___ TESTO

Ambiente Autorizzazione
integrata ambientale. Cremona Acciaieria. Necessità della VIA e coordinamento
con la pianificazione urbanistica.
1.
Autorizzazione integrata ambientale.
2.
Obbligatorietà della VIA.
3. Rapporti con la pianificazione Provinciale.
4. Rapporti con la pianificazione comunale.
5.
Legittimazione ad impugnare.
6.
Risarcimento del danno.
1.
Autorizzazione integrata ambientale.
L'autorizzazione integrata ambientale (AIA) é il provvedimento che
autorizza l'esercizio di un impianto o di parte di esso a determinate
condizioni, che devono garantire la conformità ai requisiti del d. lg. 18 febbraio 2005 , n. 59, di recepimento della direttiva
comunitaria 96/61/CE, relativa alla prevenzione e riduzione integrate
dell'inquinamento (IPPC).
Ai sensi di quanto previsto dall'articolo 16 del citato D.Lgs.
59/05, tale autorizzazione é necessaria per poter esercire le attività
specificate nell'allegato I dello stesso decreto.

______

COMPITI PROPOSTI:
• a. Per favore, elenca i titoli delle sei sezioni numerate che compaiono nell'indice iniziale del testo sull'autorizzazione integrata ambientale.
• b. Prosegui il testo sull'autorizzazione integrata ambientale, ripartendo subito dopo la sua ultima frase.

___ DATI FORNITI

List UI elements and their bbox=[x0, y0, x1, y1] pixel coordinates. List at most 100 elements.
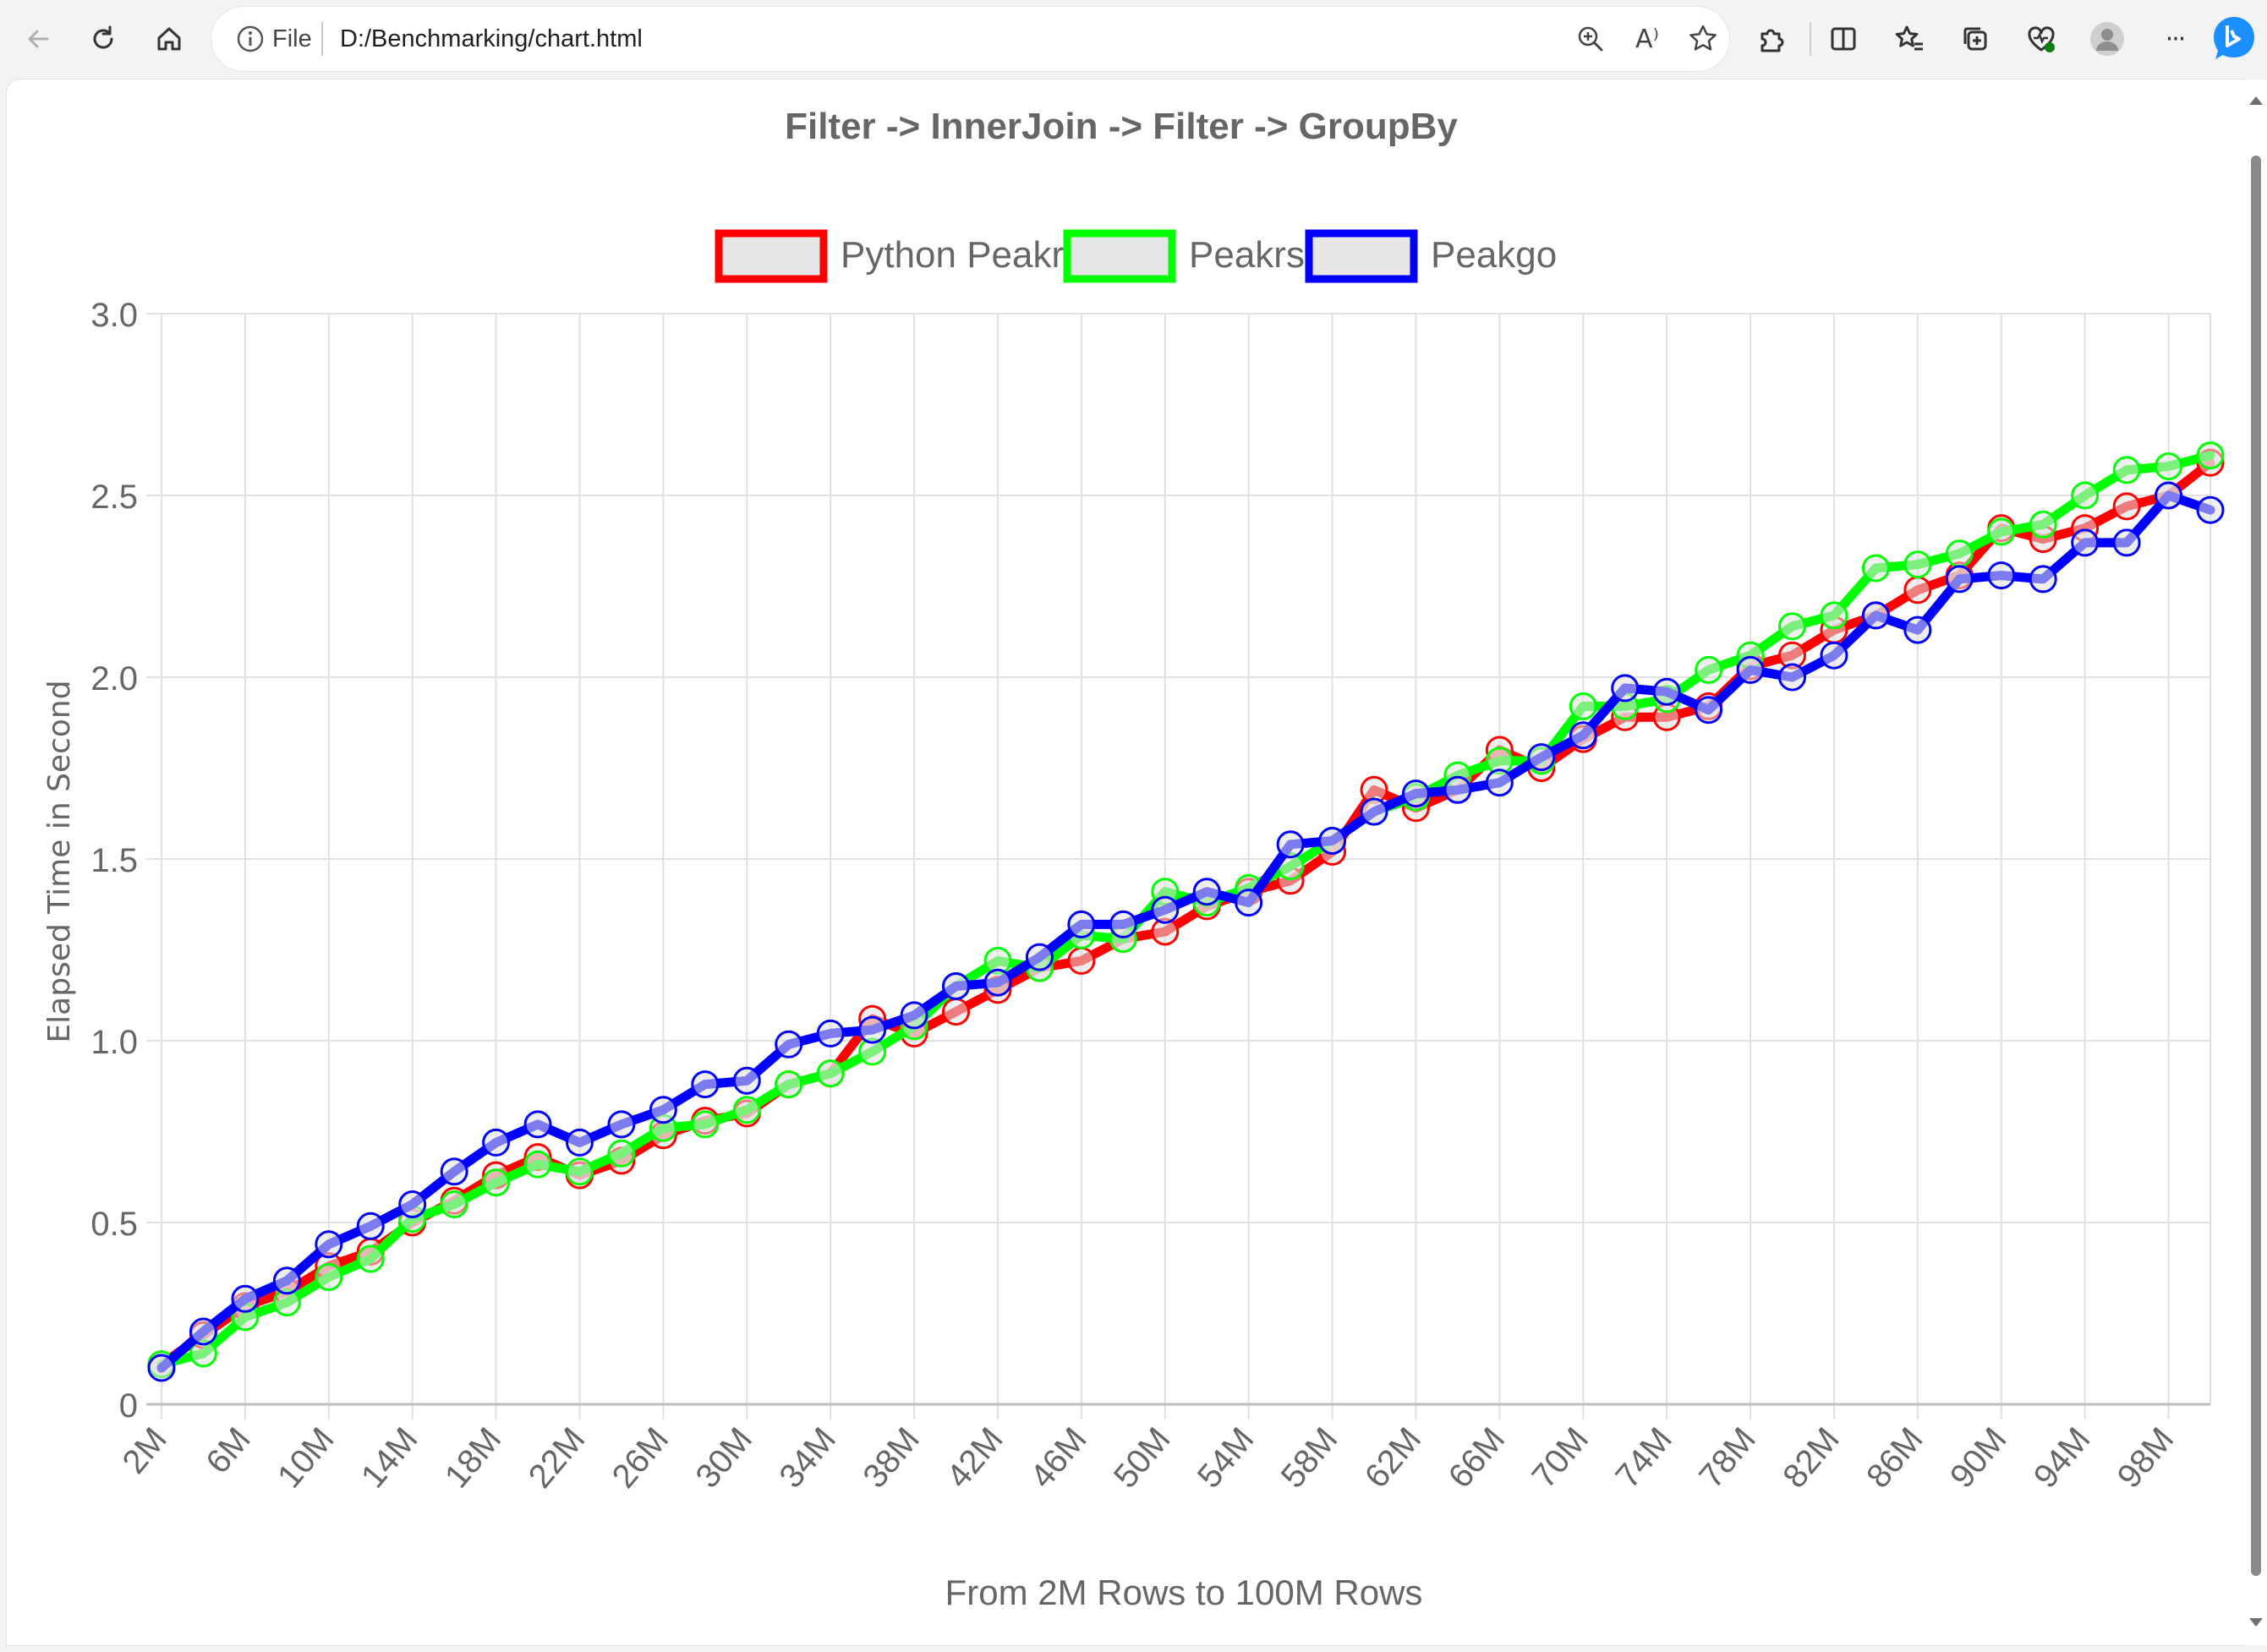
data-point[interactable] bbox=[607, 1139, 636, 1168]
data-point[interactable] bbox=[1527, 743, 1556, 772]
data-point[interactable] bbox=[691, 1070, 720, 1099]
data-point[interactable] bbox=[816, 1059, 845, 1088]
legend-item[interactable]: Peakrs bbox=[1063, 229, 1305, 283]
bing-copilot-icon[interactable] bbox=[2207, 12, 2261, 66]
data-point[interactable] bbox=[2029, 565, 2057, 594]
data-point[interactable] bbox=[315, 1230, 343, 1259]
data-point[interactable] bbox=[1360, 797, 1388, 826]
data-point[interactable] bbox=[858, 1015, 887, 1044]
data-point[interactable] bbox=[440, 1190, 468, 1218]
data-point[interactable] bbox=[1903, 576, 1932, 604]
browser-essentials-icon[interactable] bbox=[2014, 12, 2068, 66]
data-point[interactable] bbox=[565, 1128, 594, 1157]
data-point[interactable] bbox=[983, 968, 1012, 997]
data-point[interactable] bbox=[775, 1070, 803, 1099]
data-point[interactable] bbox=[1736, 655, 1765, 684]
legend-item[interactable]: Python Peakrs bbox=[715, 229, 1082, 283]
url-text[interactable]: D:/Benchmarking/chart.html bbox=[340, 25, 643, 52]
data-point[interactable] bbox=[1401, 780, 1430, 808]
back-icon[interactable] bbox=[12, 12, 66, 66]
read-aloud-icon[interactable]: A⁾ bbox=[1625, 17, 1669, 61]
data-point[interactable] bbox=[1861, 554, 1890, 583]
data-point[interactable] bbox=[1820, 641, 1848, 670]
data-point[interactable] bbox=[1192, 878, 1221, 906]
data-point[interactable] bbox=[2071, 481, 2100, 510]
data-point[interactable] bbox=[1987, 561, 2016, 590]
data-point[interactable] bbox=[231, 1284, 260, 1313]
data-point[interactable] bbox=[2071, 528, 2100, 557]
home-icon[interactable] bbox=[142, 12, 196, 66]
data-point[interactable] bbox=[1945, 565, 1974, 594]
data-point[interactable] bbox=[1903, 615, 1932, 644]
vertical-scrollbar[interactable] bbox=[2244, 79, 2267, 1645]
data-point[interactable] bbox=[1109, 910, 1137, 938]
scroll-down-icon[interactable] bbox=[2244, 1611, 2267, 1637]
data-point[interactable] bbox=[2155, 481, 2183, 510]
data-point[interactable] bbox=[1569, 692, 1597, 720]
data-point[interactable] bbox=[272, 1266, 301, 1295]
data-point[interactable] bbox=[1318, 827, 1347, 855]
data-point[interactable] bbox=[1151, 895, 1180, 924]
data-point[interactable] bbox=[356, 1212, 385, 1240]
collections-icon[interactable] bbox=[1948, 12, 2002, 66]
data-point[interactable] bbox=[1235, 889, 1263, 917]
profile-avatar[interactable] bbox=[2080, 12, 2134, 66]
data-point[interactable] bbox=[1820, 601, 1848, 630]
data-point[interactable] bbox=[691, 1110, 720, 1139]
data-point[interactable] bbox=[1778, 663, 1807, 692]
data-point[interactable] bbox=[942, 998, 971, 1026]
more-icon[interactable]: ··· bbox=[2148, 12, 2202, 66]
data-point[interactable] bbox=[2112, 528, 2141, 557]
data-point[interactable] bbox=[732, 1066, 761, 1095]
data-point[interactable] bbox=[315, 1263, 343, 1291]
legend-item[interactable]: Peakgo bbox=[1305, 229, 1557, 283]
data-point[interactable] bbox=[1861, 601, 1890, 630]
data-point[interactable] bbox=[2112, 456, 2141, 484]
data-point[interactable] bbox=[607, 1110, 636, 1139]
data-point[interactable] bbox=[1611, 674, 1640, 703]
scroll-up-icon[interactable] bbox=[2244, 86, 2267, 112]
data-point[interactable] bbox=[523, 1150, 552, 1179]
split-screen-icon[interactable] bbox=[1816, 12, 1870, 66]
favorite-star-icon[interactable] bbox=[1681, 17, 1725, 61]
data-point[interactable] bbox=[1987, 517, 2016, 546]
data-point[interactable] bbox=[147, 1354, 176, 1382]
info-icon[interactable] bbox=[235, 24, 266, 54]
data-point[interactable] bbox=[2155, 452, 2183, 481]
data-point[interactable] bbox=[565, 1157, 594, 1186]
data-point[interactable] bbox=[732, 1096, 761, 1124]
data-point[interactable] bbox=[482, 1128, 511, 1157]
data-point[interactable] bbox=[2112, 492, 2141, 521]
data-point[interactable] bbox=[1778, 612, 1807, 641]
data-point[interactable] bbox=[1903, 550, 1932, 579]
data-point[interactable] bbox=[1443, 775, 1472, 804]
extensions-icon[interactable] bbox=[1744, 12, 1798, 66]
data-point[interactable] bbox=[1025, 943, 1054, 971]
data-point[interactable] bbox=[1569, 721, 1597, 750]
data-point[interactable] bbox=[2029, 510, 2057, 539]
data-point[interactable] bbox=[1652, 677, 1681, 706]
data-point[interactable] bbox=[1945, 539, 1974, 568]
data-point[interactable] bbox=[356, 1244, 385, 1273]
data-point[interactable] bbox=[1695, 696, 1723, 725]
scroll-thumb[interactable] bbox=[2251, 156, 2261, 1576]
data-point[interactable] bbox=[189, 1317, 217, 1346]
data-point[interactable] bbox=[482, 1168, 511, 1197]
zoom-icon[interactable] bbox=[1569, 17, 1613, 61]
data-point[interactable] bbox=[1067, 910, 1096, 938]
data-point[interactable] bbox=[1485, 769, 1514, 797]
data-point[interactable] bbox=[523, 1110, 552, 1139]
data-point[interactable] bbox=[649, 1096, 677, 1124]
address-bar[interactable]: File D:/Benchmarking/chart.html A⁾ bbox=[211, 7, 1729, 71]
data-point[interactable] bbox=[398, 1190, 427, 1218]
data-point[interactable] bbox=[942, 972, 971, 1000]
data-point[interactable] bbox=[2196, 495, 2225, 524]
data-point[interactable] bbox=[1276, 830, 1305, 859]
data-point[interactable] bbox=[440, 1157, 468, 1186]
data-point[interactable] bbox=[1695, 655, 1723, 684]
data-point[interactable] bbox=[1067, 946, 1096, 975]
data-point[interactable] bbox=[2196, 441, 2225, 470]
favorites-icon[interactable] bbox=[1882, 12, 1936, 66]
data-point[interactable] bbox=[816, 1019, 845, 1048]
data-point[interactable] bbox=[775, 1030, 803, 1058]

______

ESITI DEI COMPITI:
• a.
1. Autorizzazione integrata ambientale.
2. Obbligatorietà della VIA.
3. Rapporti con la pianificazione Provinciale.
4. Rapporti con la pianificazione comunale.
5. Legittimazione ad impugnare.
6. Risarcimento del danno.

• b.
In linea con i principi della convenzione di Aarhus e con quanto
previsto dagli artt 5, 7, 11 del d. lg. 59/05, per facilitare e promuovere
l'accesso all'informazione e la partecipazione del pubblico, il Ministero cura
la pubblicazione on-line della documentazione fornita dai gestori ai fini del
rilascio delle AIA di competenza statale, relative agli impianti di cui all' allegato V del d. lg. 59/05.
Le eventuali osservazioni sulle istanze ai sensi
dell'articolo 5, comma 8 del d.lg. 59/05 possono essere presentate dopo la
pubblicazione dell'apposito avviso
a mezzo stampa e
durante tutto il procedimento dai soggetti interessati in forma scritta o con
e-mail certificata al Ministero dell'Ambiente e della Tutela del Territorio e
del Mare Direzione generale per la salvaguardia ambientale via Cristoforo Colombo
44 00147 Roma.
2.
Obbligatorietà della VIA.
La
assoggettabilità dell’intervento a VIA non già in astratto, ma in concreto, in
base alle sue effettive caratteristiche.
La
procedura di VIA deve, fra l’altro, conseguire gli obiettivi di proteggere la
salute e migliorare la qualità della vita umana e conservare la capacità di
riproduzione dell’ecosistema, ex art. 2 del d.p.r. 12 aprile 1996; per
far ciò, deve assicurare che “per ciascun progetto siano valutati gli effetti
diretti ed indiretti sull’uomo, sulla fauna, sulla flora, sul suolo, sulle
acque di superficie e sotterranee, sull’aria, sul clima, sul paesaggio e
sull’interazione tra detti fattori, sui beni materiali e sul patrimonio
culturale ed ambientale”.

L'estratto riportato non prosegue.